Exercise data.
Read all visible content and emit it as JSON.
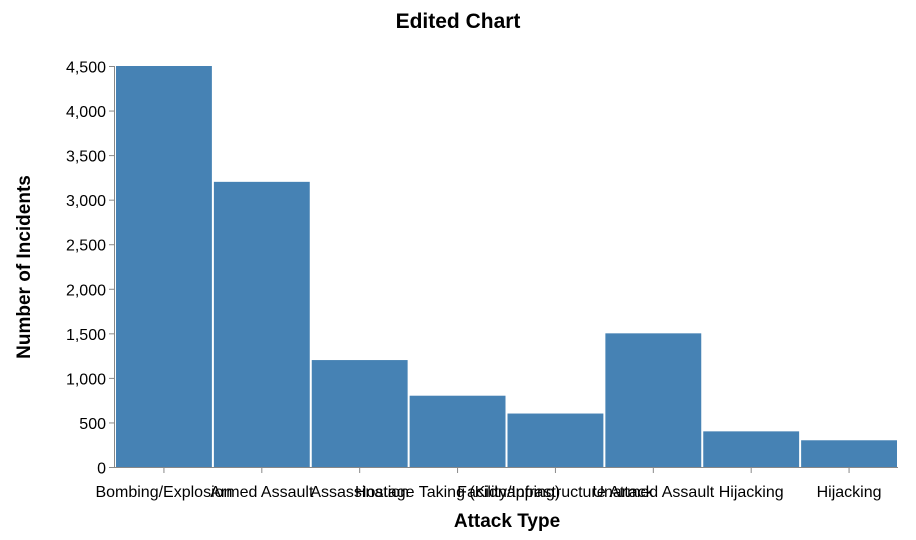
{
  "chart_data": {
    "type": "bar",
    "title": "Edited Chart",
    "xlabel": "Attack Type",
    "ylabel": "Number of Incidents",
    "categories": [
      "Bombing/Explosion",
      "Armed Assault",
      "Assassination",
      "Hostage Taking (Kidnapping)",
      "Facility/Infrastructure Attack",
      "Unarmed Assault",
      "Hijacking",
      "Hijacking"
    ],
    "values": [
      4500,
      3200,
      1200,
      800,
      600,
      1500,
      400,
      300
    ],
    "ylim": [
      0,
      4500
    ],
    "yticks": [
      0,
      500,
      1000,
      1500,
      2000,
      2500,
      3000,
      3500,
      4000,
      4500
    ],
    "ytick_labels": [
      "0",
      "500",
      "1,000",
      "1,500",
      "2,000",
      "2,500",
      "3,000",
      "3,500",
      "4,000",
      "4,500"
    ],
    "bar_color": "#4682b4",
    "grid": false,
    "legend": "none"
  }
}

What you are asked to do.
Write out every line above exactly as it is, leaving out the pictures.

Reply to the task.
Read all visible content and emit it as JSON.
{
  "chart_data": {
    "type": "bar",
    "title": "Edited Chart",
    "xlabel": "Attack Type",
    "ylabel": "Number of Incidents",
    "categories": [
      "Bombing/Explosion",
      "Armed Assault",
      "Assassination",
      "Hostage Taking (Kidnapping)",
      "Facility/Infrastructure Attack",
      "Unarmed Assault",
      "Hijacking",
      "Hijacking"
    ],
    "values": [
      4500,
      3200,
      1200,
      800,
      600,
      1500,
      400,
      300
    ],
    "ylim": [
      0,
      4500
    ],
    "yticks": [
      0,
      500,
      1000,
      1500,
      2000,
      2500,
      3000,
      3500,
      4000,
      4500
    ],
    "ytick_labels": [
      "0",
      "500",
      "1,000",
      "1,500",
      "2,000",
      "2,500",
      "3,000",
      "3,500",
      "4,000",
      "4,500"
    ],
    "bar_color": "#4682b4",
    "grid": false,
    "legend": "none"
  }
}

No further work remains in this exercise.